■ Extrait du document ■
Au-delà des aspects quantitatifs, il faut mettre au crédit de votre ministère, madame la ministre, un réel effort en matière de stratégie, de formalisation des objectifs et de réforme des opérateurs. C'est indispensable compte tenu de la multiplicité de nos intervenants, multiplicité que l'OCDE a d'ailleurs critiquée. De même que la commission des finances craignait une excessive « agencisation » de l'État, il nous faut veiller à ce que le ministère chef de file de l'APD garde la pleine maîtrise de sa politique et de ses moyens.

Néanmoins la direction générale de la coopération internationale et du développement du ministère des affaires étrangères, la DGCID, s'est réorganisée. Les recommandations de la Cour des comptes et de la commission des finances sur l'octroi et le suivi des subventions aux ONG ont été largement entendues. Des conventions d'objectifs et de moyens ont été signées ou sont en cours avec les principaux opérateurs, notamment l'AFD, CulturesFrance, l'Association française des volontaires de progrès, ou AFVP, Égide, le Centre de coopération internationale en recherche agronomique pour le développement, ou CIRAD, et l'Institut de recherche pour le développement, ou IRD. Mais il faut aller plus loin, ce qui m'amène à formuler trois observations.

■ Série d'exercices ■
1: D'après l'extrait sur la coopération internationale et le développement, pourquoi l'effort du ministère en matière de stratégie, de formalisation des objectifs et de réforme des opérateurs est-il indispensable ?
2: Recopiez sans modification le passage de l'extrait sur la coopération internationale et le développement qui s'ouvre sur les mots contenant « Néanmoins la direction » et se clôt sur « formuler trois observations. ».
3: Poursuivez l'extrait sur la coopération internationale et le développement après sa dernière phrase.

Données de reconnaissance de la structure des documents
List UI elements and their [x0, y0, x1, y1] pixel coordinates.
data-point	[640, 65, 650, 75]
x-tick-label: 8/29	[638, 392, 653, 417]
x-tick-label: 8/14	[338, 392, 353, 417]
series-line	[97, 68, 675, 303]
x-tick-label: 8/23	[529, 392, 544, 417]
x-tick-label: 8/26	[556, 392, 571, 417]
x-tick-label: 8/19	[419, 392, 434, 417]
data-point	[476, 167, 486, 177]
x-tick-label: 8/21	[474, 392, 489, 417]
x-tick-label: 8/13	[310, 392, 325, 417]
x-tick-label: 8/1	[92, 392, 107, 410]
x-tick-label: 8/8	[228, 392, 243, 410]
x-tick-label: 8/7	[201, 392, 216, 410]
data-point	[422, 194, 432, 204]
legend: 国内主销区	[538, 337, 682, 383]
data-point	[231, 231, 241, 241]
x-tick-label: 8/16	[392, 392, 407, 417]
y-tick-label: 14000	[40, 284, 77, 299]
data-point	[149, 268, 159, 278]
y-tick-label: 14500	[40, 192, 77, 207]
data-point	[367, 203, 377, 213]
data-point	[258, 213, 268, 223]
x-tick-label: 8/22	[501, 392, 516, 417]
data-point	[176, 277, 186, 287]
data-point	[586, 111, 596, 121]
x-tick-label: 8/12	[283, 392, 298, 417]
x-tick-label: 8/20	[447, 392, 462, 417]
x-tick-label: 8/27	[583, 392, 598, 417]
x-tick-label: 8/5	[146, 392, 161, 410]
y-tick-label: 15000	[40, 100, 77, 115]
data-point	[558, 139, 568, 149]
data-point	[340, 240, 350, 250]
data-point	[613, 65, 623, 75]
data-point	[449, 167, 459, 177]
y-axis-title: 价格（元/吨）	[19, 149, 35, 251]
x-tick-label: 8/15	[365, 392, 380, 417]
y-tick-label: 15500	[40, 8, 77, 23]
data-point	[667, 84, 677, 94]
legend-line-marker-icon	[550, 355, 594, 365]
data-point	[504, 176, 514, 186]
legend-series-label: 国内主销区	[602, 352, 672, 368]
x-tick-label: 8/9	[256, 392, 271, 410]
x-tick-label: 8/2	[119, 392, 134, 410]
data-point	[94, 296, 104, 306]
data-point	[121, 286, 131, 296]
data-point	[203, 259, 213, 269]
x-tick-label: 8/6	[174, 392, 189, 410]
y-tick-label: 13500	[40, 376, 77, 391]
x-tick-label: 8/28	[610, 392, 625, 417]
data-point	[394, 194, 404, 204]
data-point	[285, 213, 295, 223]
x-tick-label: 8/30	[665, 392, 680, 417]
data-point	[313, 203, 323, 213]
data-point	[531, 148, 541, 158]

■ Exercices corrigés ■
1: Cet effort est indispensable en raison de la multiplicité des intervenants, que l'OCDE a d'ailleurs critiquée.

2:
Néanmoins la direction générale de la coopération internationale et du développement du ministère des affaires étrangères, la DGCID, s'est réorganisée. Les recommandations de la Cour des comptes et de la commission des finances sur l'octroi et le suivi des subventions aux ONG ont été largement entendues. Des conventions d'objectifs et de moyens ont été signées ou sont en cours avec les principaux opérateurs, notamment l'AFD, CulturesFrance, l'Association française des volontaires de progrès, ou AFVP, Égide, le Centre de coopération internationale en recherche agronomique pour le développement, ou CIRAD, et l'Institut de recherche pour le développement, ou IRD. Mais il faut aller plus loin, ce qui m'amène à formuler trois observations.

3:
D'abord, la fusion de certains opérateurs doit absolument susciter des gains de productivité, aussitôt traduits dans les montants des subventions. L'amendement de la commission des finances sur la subvention à CulturesFrance illustre cette préoccupation.

Ensuite, malgré le renforcement de France coopération internationale, ou FCI, les opérateurs de l'assistance technique sont encore beaucoup trop dispersés et les effectifs ne doivent plus diminuer. Pour l'heure, FCI joue un rôle insuffisamment transversal et il faut franchir un nouveau palier dans la lisibilité, la simplification et la compétitivité de notre dispositif, faute de quoi nous serons de moins en moins crédibles sur les marchés internationaux de coopération administrative et notre influence locale en pâtira. Vous trouverez d'ailleurs dans mon rapport la proportion des Français encore affectés dans les grandes organisations internationales. Malheureusement, depuis plusieurs années, notre place a fortement tendance à diminuer, non pas parce que nous ne serions pas bons ou compétents, mais parce que l'administration est souvent incapable de présenter dans les délais requis des candidats hautement qualifiés, en dehors des assistants de coopération, qui soulèvent un autre problème.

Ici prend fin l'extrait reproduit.